(Collected data)
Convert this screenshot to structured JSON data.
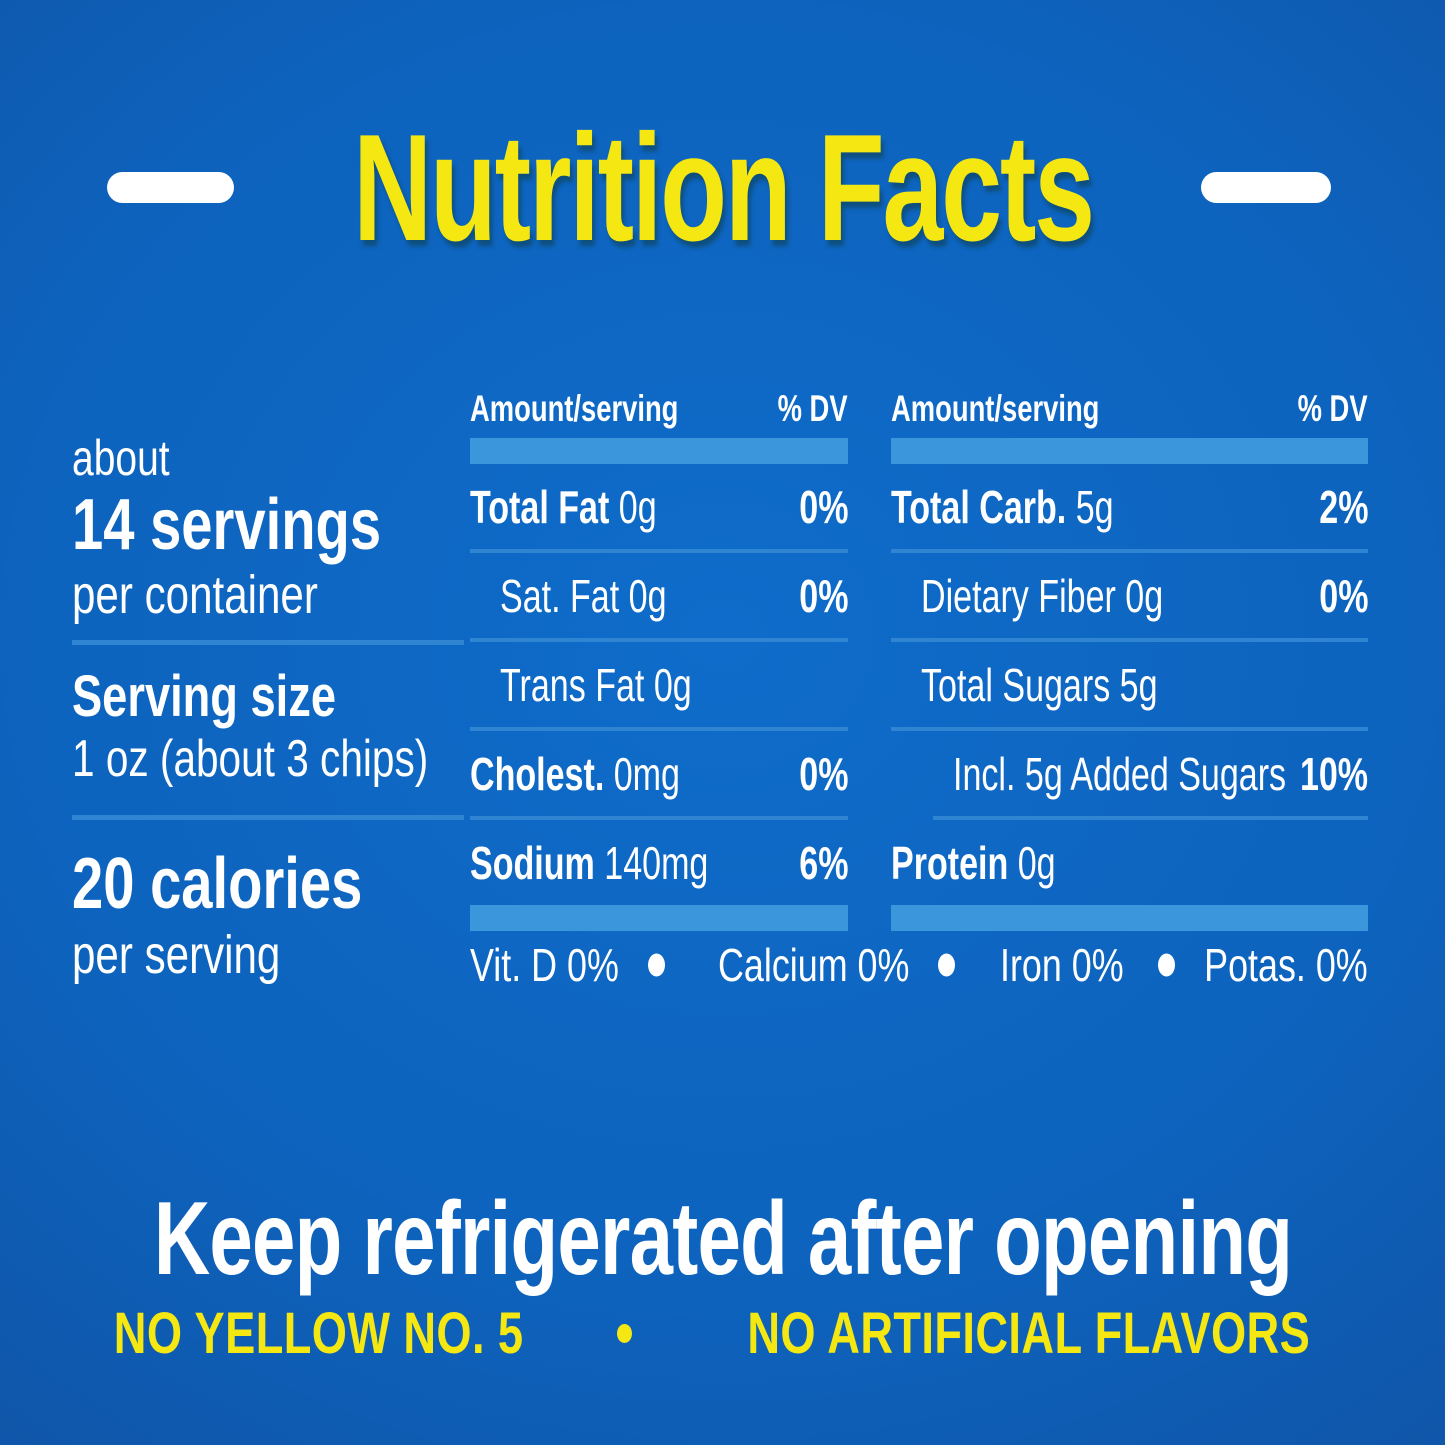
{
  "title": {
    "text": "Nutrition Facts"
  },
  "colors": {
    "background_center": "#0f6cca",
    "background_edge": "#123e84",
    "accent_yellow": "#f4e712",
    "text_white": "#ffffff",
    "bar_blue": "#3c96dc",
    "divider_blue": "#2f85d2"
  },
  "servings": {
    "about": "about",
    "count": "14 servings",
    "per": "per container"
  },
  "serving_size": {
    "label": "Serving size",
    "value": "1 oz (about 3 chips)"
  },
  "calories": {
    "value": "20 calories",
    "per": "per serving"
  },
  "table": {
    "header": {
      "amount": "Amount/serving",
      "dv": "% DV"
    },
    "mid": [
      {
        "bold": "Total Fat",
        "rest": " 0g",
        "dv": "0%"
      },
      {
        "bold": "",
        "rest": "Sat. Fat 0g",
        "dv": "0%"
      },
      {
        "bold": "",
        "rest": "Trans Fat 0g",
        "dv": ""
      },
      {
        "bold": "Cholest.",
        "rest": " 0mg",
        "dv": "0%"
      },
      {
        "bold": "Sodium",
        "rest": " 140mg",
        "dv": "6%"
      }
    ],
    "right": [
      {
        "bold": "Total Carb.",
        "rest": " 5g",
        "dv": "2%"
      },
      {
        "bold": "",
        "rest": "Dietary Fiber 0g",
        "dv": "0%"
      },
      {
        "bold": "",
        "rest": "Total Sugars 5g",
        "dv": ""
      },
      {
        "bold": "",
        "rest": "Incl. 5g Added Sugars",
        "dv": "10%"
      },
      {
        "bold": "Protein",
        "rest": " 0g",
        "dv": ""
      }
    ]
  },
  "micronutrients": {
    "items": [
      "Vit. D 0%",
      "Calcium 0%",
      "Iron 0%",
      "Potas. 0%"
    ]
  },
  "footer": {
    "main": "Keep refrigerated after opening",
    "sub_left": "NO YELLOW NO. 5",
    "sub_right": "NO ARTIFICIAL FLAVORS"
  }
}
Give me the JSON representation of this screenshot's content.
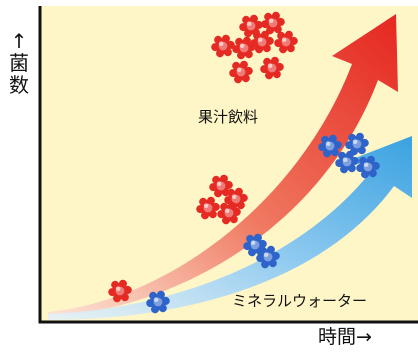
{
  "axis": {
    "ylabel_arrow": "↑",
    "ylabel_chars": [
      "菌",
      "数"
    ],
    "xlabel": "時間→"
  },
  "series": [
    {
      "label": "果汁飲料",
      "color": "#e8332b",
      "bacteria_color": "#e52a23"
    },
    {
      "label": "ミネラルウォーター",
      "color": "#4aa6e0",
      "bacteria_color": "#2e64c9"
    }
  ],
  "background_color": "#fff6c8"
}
* * *
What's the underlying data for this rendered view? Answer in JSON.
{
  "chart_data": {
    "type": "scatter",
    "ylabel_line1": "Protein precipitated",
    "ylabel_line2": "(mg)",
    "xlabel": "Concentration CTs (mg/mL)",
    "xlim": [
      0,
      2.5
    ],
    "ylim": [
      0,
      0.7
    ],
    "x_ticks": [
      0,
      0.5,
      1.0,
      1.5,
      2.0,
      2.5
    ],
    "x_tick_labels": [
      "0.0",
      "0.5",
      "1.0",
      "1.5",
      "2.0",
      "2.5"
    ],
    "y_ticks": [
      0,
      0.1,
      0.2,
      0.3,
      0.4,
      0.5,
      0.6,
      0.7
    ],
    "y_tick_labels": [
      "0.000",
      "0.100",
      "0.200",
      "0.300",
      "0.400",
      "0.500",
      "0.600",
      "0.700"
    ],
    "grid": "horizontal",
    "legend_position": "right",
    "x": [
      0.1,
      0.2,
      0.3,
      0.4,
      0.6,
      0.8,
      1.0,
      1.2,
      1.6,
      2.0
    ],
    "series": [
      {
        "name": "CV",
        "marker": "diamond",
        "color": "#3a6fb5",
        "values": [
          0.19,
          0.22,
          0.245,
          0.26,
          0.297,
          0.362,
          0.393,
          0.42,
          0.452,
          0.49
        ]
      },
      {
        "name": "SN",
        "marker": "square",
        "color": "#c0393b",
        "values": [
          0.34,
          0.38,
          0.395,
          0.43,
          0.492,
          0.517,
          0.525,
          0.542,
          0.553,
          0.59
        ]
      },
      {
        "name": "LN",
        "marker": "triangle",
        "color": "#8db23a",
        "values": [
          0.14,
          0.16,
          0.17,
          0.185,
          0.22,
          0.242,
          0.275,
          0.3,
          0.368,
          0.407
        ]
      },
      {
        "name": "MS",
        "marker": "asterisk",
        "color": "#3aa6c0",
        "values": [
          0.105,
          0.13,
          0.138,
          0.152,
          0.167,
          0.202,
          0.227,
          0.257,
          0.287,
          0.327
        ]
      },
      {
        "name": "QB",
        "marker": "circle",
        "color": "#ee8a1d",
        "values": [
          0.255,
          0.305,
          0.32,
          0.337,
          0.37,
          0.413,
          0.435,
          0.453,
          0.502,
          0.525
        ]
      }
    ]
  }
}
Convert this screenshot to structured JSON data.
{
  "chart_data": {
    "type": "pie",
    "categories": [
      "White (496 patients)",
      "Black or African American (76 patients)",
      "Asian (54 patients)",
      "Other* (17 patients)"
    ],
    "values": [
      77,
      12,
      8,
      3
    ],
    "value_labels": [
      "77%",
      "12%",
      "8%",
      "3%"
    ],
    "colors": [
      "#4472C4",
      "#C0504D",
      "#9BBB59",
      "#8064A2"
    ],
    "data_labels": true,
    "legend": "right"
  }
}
==
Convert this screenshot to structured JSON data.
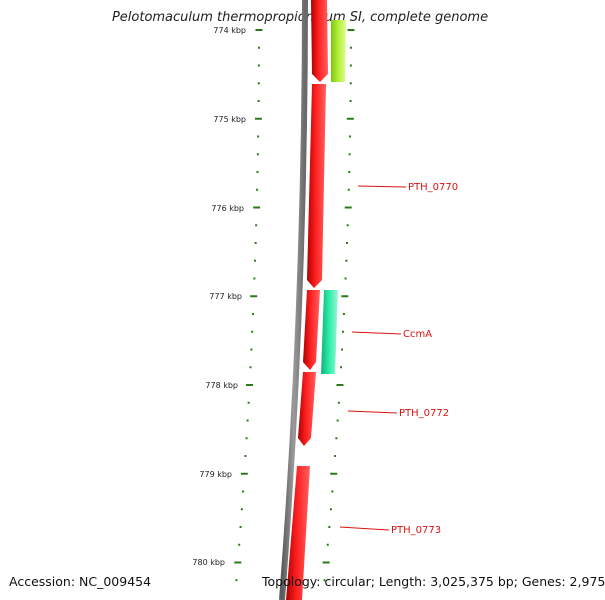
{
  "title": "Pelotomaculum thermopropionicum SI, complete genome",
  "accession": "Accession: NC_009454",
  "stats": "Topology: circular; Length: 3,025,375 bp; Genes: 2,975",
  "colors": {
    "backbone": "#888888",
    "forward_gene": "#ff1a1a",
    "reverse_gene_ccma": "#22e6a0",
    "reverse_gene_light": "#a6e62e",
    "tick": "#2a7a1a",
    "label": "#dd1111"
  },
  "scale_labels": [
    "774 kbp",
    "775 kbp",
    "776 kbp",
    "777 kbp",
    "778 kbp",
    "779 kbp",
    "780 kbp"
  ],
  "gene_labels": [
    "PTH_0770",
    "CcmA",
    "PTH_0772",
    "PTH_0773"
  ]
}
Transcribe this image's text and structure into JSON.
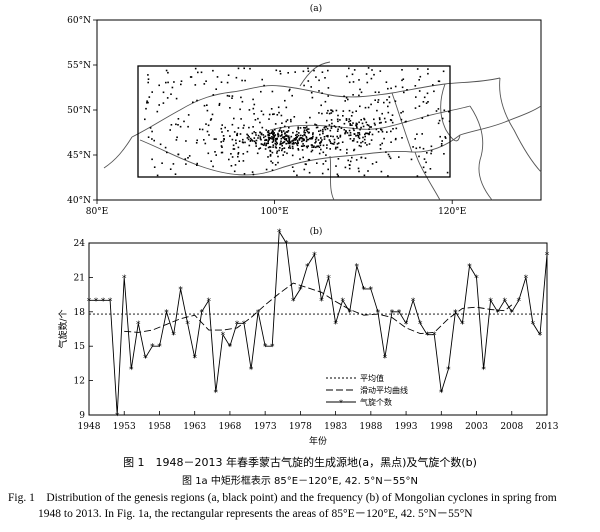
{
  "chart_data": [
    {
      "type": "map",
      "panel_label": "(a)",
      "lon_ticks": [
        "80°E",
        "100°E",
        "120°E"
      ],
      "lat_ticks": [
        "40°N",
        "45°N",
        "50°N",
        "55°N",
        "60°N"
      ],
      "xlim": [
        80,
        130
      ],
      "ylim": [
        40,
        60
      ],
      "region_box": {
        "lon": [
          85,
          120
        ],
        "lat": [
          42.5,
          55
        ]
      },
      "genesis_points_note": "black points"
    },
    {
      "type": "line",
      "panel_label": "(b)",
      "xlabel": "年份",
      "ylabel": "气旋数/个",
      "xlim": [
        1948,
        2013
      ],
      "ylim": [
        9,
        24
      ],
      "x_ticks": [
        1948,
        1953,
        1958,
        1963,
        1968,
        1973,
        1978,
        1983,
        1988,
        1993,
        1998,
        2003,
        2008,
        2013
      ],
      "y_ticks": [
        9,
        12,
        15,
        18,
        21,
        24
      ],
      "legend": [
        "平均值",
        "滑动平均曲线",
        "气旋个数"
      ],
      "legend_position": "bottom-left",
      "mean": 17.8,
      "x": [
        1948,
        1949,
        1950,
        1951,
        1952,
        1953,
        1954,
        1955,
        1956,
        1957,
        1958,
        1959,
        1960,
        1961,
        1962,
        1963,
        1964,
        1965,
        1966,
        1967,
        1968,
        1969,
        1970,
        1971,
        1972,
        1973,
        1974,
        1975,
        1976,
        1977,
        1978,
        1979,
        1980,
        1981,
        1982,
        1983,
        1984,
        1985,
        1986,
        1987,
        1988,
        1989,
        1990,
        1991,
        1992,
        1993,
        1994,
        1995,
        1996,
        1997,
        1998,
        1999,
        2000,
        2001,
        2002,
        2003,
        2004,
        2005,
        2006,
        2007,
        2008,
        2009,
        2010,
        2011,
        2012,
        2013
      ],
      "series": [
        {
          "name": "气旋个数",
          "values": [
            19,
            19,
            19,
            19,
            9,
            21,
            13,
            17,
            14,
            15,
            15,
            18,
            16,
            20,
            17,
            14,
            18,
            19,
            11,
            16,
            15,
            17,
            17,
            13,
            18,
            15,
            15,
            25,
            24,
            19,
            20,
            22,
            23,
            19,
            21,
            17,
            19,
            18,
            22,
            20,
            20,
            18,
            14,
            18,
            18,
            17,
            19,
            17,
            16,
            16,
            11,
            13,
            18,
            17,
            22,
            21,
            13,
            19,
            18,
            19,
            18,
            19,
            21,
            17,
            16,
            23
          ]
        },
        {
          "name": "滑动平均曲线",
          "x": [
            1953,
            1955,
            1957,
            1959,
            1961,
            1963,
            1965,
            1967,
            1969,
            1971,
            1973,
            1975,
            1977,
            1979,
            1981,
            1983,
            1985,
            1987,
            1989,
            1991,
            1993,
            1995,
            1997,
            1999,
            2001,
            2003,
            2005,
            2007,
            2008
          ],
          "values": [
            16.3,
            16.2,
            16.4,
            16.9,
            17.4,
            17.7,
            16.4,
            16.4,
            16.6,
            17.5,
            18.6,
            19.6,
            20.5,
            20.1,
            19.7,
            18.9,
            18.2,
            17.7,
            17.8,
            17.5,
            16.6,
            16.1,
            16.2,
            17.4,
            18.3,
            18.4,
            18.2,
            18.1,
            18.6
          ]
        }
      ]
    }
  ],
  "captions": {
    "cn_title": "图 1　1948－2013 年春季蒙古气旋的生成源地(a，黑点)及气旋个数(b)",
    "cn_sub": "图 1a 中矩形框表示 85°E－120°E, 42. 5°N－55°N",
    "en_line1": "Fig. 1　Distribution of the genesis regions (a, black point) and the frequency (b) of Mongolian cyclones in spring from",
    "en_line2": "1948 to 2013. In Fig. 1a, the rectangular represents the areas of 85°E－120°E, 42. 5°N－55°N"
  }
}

**Problem**:
Tally up how many lines in the records contain the string "patients". Answer with that figure only.

**Task response**:
4